[BEGIN]

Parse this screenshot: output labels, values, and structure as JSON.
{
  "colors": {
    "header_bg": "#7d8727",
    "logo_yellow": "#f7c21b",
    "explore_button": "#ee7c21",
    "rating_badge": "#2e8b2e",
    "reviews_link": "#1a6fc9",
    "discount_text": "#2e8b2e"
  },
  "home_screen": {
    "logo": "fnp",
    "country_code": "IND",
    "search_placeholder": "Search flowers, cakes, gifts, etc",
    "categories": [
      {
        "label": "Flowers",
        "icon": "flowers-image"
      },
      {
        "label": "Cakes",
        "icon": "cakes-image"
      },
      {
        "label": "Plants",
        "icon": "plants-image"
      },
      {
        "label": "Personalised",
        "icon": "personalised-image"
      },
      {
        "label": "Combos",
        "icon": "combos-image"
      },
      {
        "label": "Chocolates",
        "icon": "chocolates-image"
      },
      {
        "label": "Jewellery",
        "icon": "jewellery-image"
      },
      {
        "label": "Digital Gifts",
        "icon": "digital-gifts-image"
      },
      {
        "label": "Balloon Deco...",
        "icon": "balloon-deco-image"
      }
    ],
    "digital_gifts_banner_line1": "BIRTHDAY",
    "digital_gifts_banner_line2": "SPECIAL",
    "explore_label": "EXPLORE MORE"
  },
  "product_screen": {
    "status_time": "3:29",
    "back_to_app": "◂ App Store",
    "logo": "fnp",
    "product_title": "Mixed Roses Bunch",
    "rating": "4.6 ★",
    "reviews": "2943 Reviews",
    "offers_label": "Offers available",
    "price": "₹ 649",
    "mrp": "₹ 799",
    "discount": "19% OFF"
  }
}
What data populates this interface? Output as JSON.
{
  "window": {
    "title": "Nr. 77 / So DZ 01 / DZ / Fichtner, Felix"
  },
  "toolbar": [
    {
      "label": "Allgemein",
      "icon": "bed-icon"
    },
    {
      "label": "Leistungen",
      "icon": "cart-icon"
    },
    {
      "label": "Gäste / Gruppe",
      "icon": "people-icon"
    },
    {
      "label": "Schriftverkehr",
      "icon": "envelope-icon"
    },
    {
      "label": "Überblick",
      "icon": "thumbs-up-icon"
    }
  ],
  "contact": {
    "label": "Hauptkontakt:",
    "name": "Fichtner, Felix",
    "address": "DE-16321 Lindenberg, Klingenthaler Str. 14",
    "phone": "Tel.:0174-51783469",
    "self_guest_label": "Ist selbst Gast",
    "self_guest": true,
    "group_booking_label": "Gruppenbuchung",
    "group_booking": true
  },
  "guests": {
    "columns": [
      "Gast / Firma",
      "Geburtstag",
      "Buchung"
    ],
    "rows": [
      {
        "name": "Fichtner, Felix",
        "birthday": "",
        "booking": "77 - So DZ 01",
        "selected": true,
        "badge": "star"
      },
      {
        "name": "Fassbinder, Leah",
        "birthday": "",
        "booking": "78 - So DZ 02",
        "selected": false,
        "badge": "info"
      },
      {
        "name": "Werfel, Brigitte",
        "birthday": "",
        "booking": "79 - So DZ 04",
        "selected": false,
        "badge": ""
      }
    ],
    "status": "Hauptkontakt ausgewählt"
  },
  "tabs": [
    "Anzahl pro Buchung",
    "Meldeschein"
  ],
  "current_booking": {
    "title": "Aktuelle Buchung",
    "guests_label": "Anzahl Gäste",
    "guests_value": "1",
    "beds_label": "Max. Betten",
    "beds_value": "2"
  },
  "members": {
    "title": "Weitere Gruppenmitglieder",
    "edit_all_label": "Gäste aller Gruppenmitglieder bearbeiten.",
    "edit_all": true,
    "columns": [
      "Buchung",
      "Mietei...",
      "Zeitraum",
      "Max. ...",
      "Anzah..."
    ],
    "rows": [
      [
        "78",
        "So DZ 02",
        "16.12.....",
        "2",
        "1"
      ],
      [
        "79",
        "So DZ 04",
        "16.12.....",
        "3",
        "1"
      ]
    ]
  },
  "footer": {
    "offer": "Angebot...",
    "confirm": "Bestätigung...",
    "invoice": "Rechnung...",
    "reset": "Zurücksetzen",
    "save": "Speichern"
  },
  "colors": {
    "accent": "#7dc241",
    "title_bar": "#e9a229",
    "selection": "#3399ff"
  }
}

[END]

■ YOUR TASK: All of the data above should be transcribed exactly.

■ REPLY:
Parse this screenshot: output labels, values, and structure as JSON.
{
  "colors": {
    "header_bg": "#7d8727",
    "logo_yellow": "#f7c21b",
    "explore_button": "#ee7c21",
    "rating_badge": "#2e8b2e",
    "reviews_link": "#1a6fc9",
    "discount_text": "#2e8b2e"
  },
  "home_screen": {
    "logo": "fnp",
    "country_code": "IND",
    "search_placeholder": "Search flowers, cakes, gifts, etc",
    "categories": [
      {
        "label": "Flowers",
        "icon": "flowers-image"
      },
      {
        "label": "Cakes",
        "icon": "cakes-image"
      },
      {
        "label": "Plants",
        "icon": "plants-image"
      },
      {
        "label": "Personalised",
        "icon": "personalised-image"
      },
      {
        "label": "Combos",
        "icon": "combos-image"
      },
      {
        "label": "Chocolates",
        "icon": "chocolates-image"
      },
      {
        "label": "Jewellery",
        "icon": "jewellery-image"
      },
      {
        "label": "Digital Gifts",
        "icon": "digital-gifts-image"
      },
      {
        "label": "Balloon Deco...",
        "icon": "balloon-deco-image"
      }
    ],
    "digital_gifts_banner_line1": "BIRTHDAY",
    "digital_gifts_banner_line2": "SPECIAL",
    "explore_label": "EXPLORE MORE"
  },
  "product_screen": {
    "status_time": "3:29",
    "back_to_app": "◂ App Store",
    "logo": "fnp",
    "product_title": "Mixed Roses Bunch",
    "rating": "4.6 ★",
    "reviews": "2943 Reviews",
    "offers_label": "Offers available",
    "price": "₹ 649",
    "mrp": "₹ 799",
    "discount": "19% OFF"
  }
}
What data populates this interface? Output as JSON.
{
  "window": {
    "title": "Nr. 77 / So DZ 01 / DZ / Fichtner, Felix"
  },
  "toolbar": [
    {
      "label": "Allgemein",
      "icon": "bed-icon"
    },
    {
      "label": "Leistungen",
      "icon": "cart-icon"
    },
    {
      "label": "Gäste / Gruppe",
      "icon": "people-icon"
    },
    {
      "label": "Schriftverkehr",
      "icon": "envelope-icon"
    },
    {
      "label": "Überblick",
      "icon": "thumbs-up-icon"
    }
  ],
  "contact": {
    "label": "Hauptkontakt:",
    "name": "Fichtner, Felix",
    "address": "DE-16321 Lindenberg, Klingenthaler Str. 14",
    "phone": "Tel.:0174-51783469",
    "self_guest_label": "Ist selbst Gast",
    "self_guest": true,
    "group_booking_label": "Gruppenbuchung",
    "group_booking": true
  },
  "guests": {
    "columns": [
      "Gast / Firma",
      "Geburtstag",
      "Buchung"
    ],
    "rows": [
      {
        "name": "Fichtner, Felix",
        "birthday": "",
        "booking": "77 - So DZ 01",
        "selected": true,
        "badge": "star"
      },
      {
        "name": "Fassbinder, Leah",
        "birthday": "",
        "booking": "78 - So DZ 02",
        "selected": false,
        "badge": "info"
      },
      {
        "name": "Werfel, Brigitte",
        "birthday": "",
        "booking": "79 - So DZ 04",
        "selected": false,
        "badge": ""
      }
    ],
    "status": "Hauptkontakt ausgewählt"
  },
  "tabs": [
    "Anzahl pro Buchung",
    "Meldeschein"
  ],
  "current_booking": {
    "title": "Aktuelle Buchung",
    "guests_label": "Anzahl Gäste",
    "guests_value": "1",
    "beds_label": "Max. Betten",
    "beds_value": "2"
  },
  "members": {
    "title": "Weitere Gruppenmitglieder",
    "edit_all_label": "Gäste aller Gruppenmitglieder bearbeiten.",
    "edit_all": true,
    "columns": [
      "Buchung",
      "Mietei...",
      "Zeitraum",
      "Max. ...",
      "Anzah..."
    ],
    "rows": [
      [
        "78",
        "So DZ 02",
        "16.12.....",
        "2",
        "1"
      ],
      [
        "79",
        "So DZ 04",
        "16.12.....",
        "3",
        "1"
      ]
    ]
  },
  "footer": {
    "offer": "Angebot...",
    "confirm": "Bestätigung...",
    "invoice": "Rechnung...",
    "reset": "Zurücksetzen",
    "save": "Speichern"
  },
  "colors": {
    "accent": "#7dc241",
    "title_bar": "#e9a229",
    "selection": "#3399ff"
  }
}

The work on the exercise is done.